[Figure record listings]
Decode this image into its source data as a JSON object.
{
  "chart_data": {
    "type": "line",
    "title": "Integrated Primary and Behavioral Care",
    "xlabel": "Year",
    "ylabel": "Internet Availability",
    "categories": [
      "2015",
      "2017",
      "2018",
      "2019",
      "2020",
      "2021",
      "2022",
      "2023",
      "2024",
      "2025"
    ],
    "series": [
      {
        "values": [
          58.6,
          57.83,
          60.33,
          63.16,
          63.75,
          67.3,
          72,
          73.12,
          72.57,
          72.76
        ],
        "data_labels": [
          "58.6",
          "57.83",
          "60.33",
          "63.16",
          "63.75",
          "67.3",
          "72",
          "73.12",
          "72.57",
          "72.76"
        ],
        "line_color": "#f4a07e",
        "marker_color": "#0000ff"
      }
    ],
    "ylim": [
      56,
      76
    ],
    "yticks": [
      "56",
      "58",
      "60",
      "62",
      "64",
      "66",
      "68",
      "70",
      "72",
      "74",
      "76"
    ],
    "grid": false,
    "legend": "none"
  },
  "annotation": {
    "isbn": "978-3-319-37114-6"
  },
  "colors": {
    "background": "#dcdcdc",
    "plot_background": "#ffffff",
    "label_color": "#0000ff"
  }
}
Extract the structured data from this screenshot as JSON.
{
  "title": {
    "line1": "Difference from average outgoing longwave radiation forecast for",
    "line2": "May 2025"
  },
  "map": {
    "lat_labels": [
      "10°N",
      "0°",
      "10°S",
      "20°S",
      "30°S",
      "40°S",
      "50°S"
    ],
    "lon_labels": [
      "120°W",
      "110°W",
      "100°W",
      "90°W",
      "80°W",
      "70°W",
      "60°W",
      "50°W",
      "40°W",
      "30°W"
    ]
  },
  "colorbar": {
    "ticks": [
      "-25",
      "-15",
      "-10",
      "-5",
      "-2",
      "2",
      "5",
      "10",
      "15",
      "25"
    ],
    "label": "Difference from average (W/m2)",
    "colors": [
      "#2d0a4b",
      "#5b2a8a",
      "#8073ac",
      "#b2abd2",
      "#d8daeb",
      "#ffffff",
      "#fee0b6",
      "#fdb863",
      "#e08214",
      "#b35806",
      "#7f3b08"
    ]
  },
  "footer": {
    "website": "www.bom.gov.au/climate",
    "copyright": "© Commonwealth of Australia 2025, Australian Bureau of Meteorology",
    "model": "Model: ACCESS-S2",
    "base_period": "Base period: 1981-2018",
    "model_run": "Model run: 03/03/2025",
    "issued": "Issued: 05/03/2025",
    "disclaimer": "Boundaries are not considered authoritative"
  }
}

Exercise:
All lines from the line containing "Extract the structured" through the end of the listing above are to be duplicated exactly; include both ends and nothing further.

Reply:
Extract the structured data from this screenshot as JSON.
{
  "title": {
    "line1": "Difference from average outgoing longwave radiation forecast for",
    "line2": "May 2025"
  },
  "map": {
    "lat_labels": [
      "10°N",
      "0°",
      "10°S",
      "20°S",
      "30°S",
      "40°S",
      "50°S"
    ],
    "lon_labels": [
      "120°W",
      "110°W",
      "100°W",
      "90°W",
      "80°W",
      "70°W",
      "60°W",
      "50°W",
      "40°W",
      "30°W"
    ]
  },
  "colorbar": {
    "ticks": [
      "-25",
      "-15",
      "-10",
      "-5",
      "-2",
      "2",
      "5",
      "10",
      "15",
      "25"
    ],
    "label": "Difference from average (W/m2)",
    "colors": [
      "#2d0a4b",
      "#5b2a8a",
      "#8073ac",
      "#b2abd2",
      "#d8daeb",
      "#ffffff",
      "#fee0b6",
      "#fdb863",
      "#e08214",
      "#b35806",
      "#7f3b08"
    ]
  },
  "footer": {
    "website": "www.bom.gov.au/climate",
    "copyright": "© Commonwealth of Australia 2025, Australian Bureau of Meteorology",
    "model": "Model: ACCESS-S2",
    "base_period": "Base period: 1981-2018",
    "model_run": "Model run: 03/03/2025",
    "issued": "Issued: 05/03/2025",
    "disclaimer": "Boundaries are not considered authoritative"
  }
}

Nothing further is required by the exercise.